▶ WHAT YOU ARE ASKED TO DO
Go through the material below, count the lines with the word "身故保险金", and reply with the count alone.

[Dataset records]
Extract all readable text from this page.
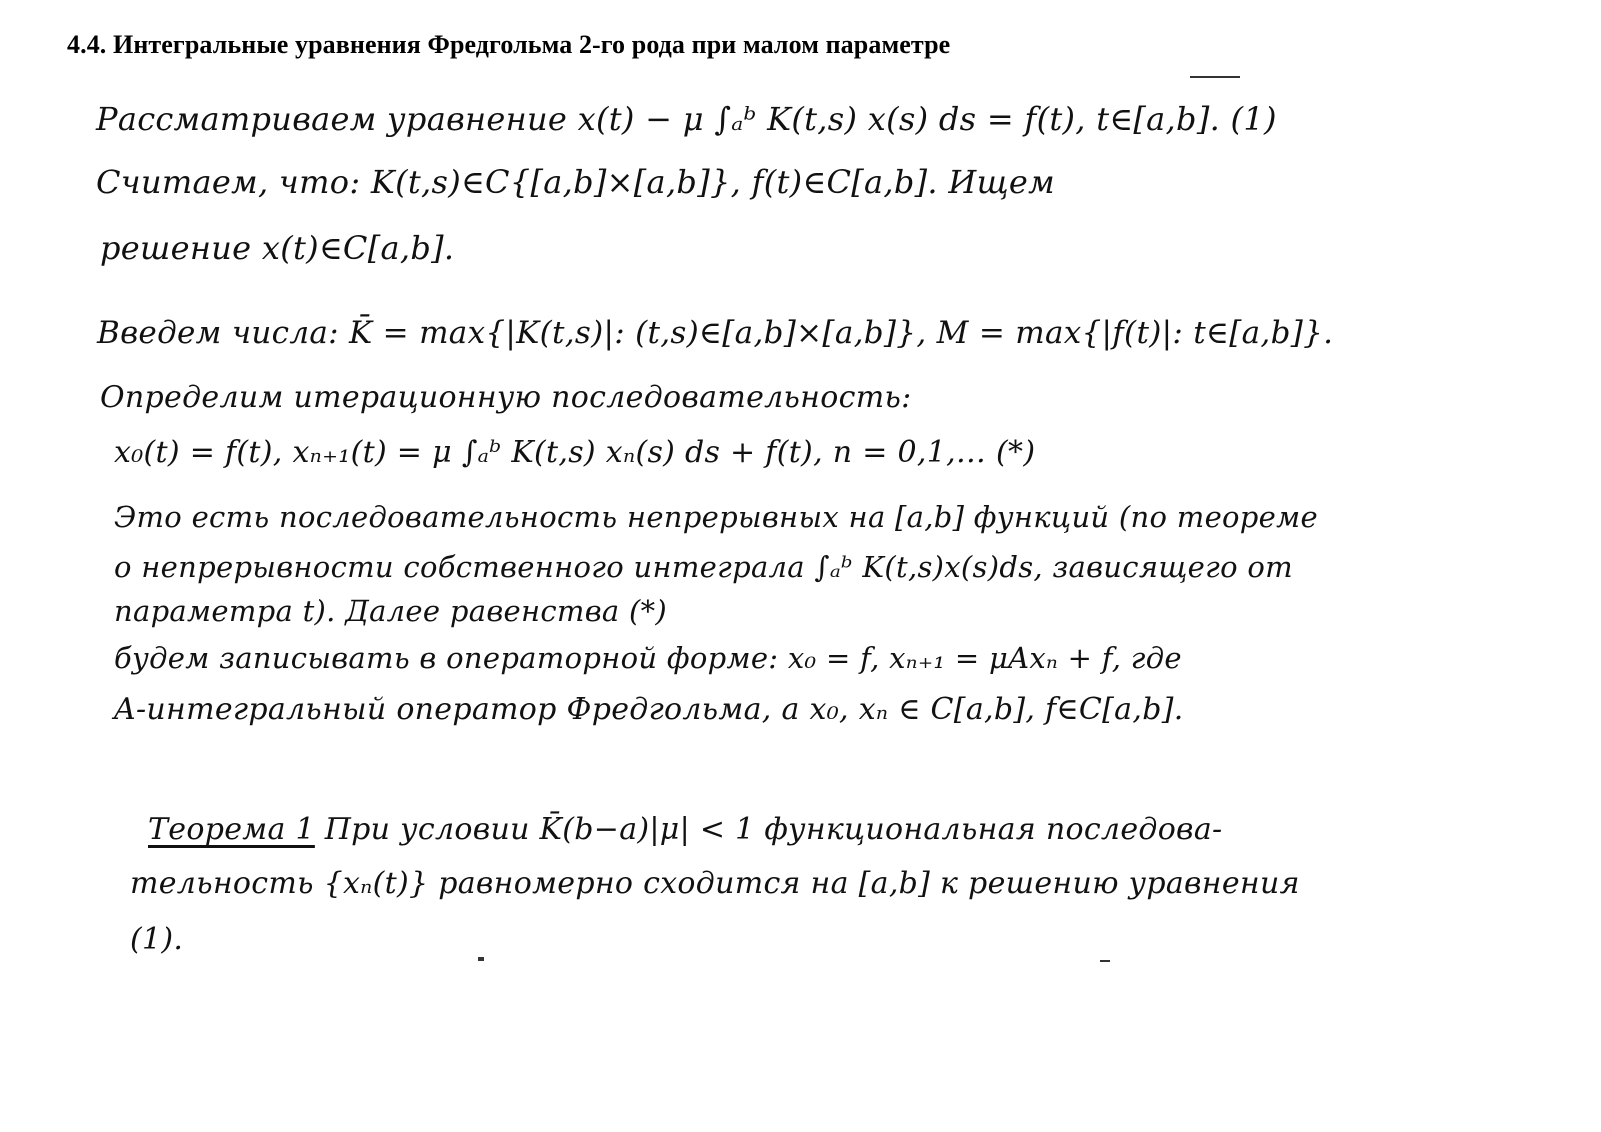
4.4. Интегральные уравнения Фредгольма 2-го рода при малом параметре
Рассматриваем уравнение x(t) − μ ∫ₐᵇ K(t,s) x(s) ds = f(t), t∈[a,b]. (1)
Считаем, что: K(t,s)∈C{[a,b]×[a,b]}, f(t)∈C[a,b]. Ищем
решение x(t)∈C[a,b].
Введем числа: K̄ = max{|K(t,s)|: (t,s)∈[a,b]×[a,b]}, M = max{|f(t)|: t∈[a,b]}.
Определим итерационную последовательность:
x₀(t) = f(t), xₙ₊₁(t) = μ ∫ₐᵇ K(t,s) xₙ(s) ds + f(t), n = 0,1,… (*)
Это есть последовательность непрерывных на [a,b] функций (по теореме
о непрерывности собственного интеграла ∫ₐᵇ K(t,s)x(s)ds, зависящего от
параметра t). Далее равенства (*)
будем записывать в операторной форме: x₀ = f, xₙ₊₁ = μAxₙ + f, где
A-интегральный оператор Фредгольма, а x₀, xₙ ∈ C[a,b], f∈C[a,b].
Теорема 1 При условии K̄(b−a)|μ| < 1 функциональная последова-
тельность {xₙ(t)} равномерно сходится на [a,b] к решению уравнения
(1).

---

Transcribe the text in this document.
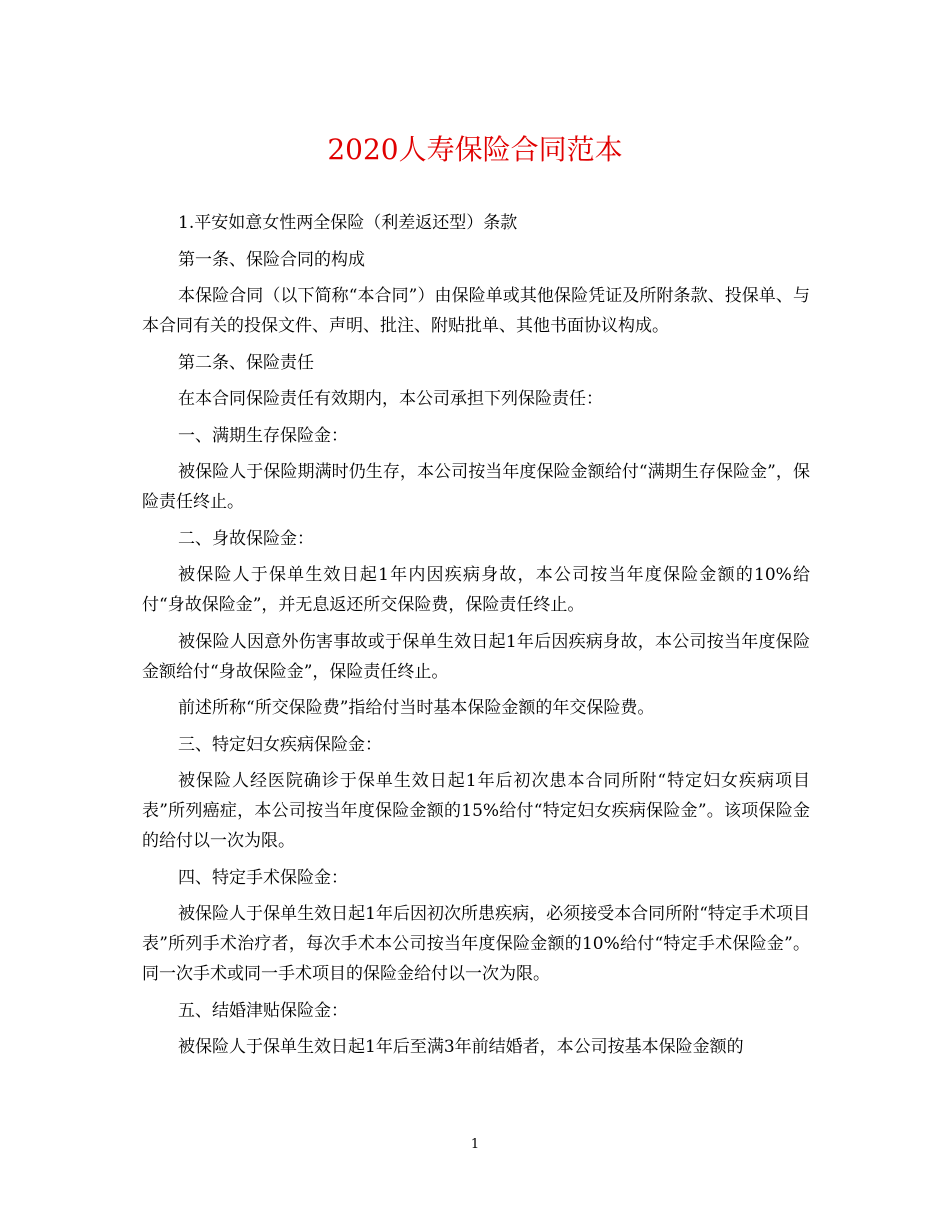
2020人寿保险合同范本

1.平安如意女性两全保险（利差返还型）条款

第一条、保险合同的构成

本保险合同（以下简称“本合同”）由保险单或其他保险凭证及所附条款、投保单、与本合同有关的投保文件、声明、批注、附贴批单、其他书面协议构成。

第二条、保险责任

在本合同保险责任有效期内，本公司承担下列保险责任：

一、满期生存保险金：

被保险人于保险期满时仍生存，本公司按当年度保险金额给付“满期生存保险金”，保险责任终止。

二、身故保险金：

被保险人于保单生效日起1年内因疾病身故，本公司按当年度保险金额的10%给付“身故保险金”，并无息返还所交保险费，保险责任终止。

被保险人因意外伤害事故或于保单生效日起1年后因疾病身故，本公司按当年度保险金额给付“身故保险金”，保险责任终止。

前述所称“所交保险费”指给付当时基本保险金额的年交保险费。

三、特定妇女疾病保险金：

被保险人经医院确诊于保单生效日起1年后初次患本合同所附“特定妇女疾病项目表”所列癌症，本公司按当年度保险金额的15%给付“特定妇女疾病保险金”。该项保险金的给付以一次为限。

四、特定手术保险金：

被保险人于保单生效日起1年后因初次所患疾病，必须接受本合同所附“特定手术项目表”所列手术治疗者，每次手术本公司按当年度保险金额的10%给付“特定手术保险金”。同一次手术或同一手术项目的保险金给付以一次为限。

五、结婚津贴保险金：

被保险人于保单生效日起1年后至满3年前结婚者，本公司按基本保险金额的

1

▶ THE SOLUTION
3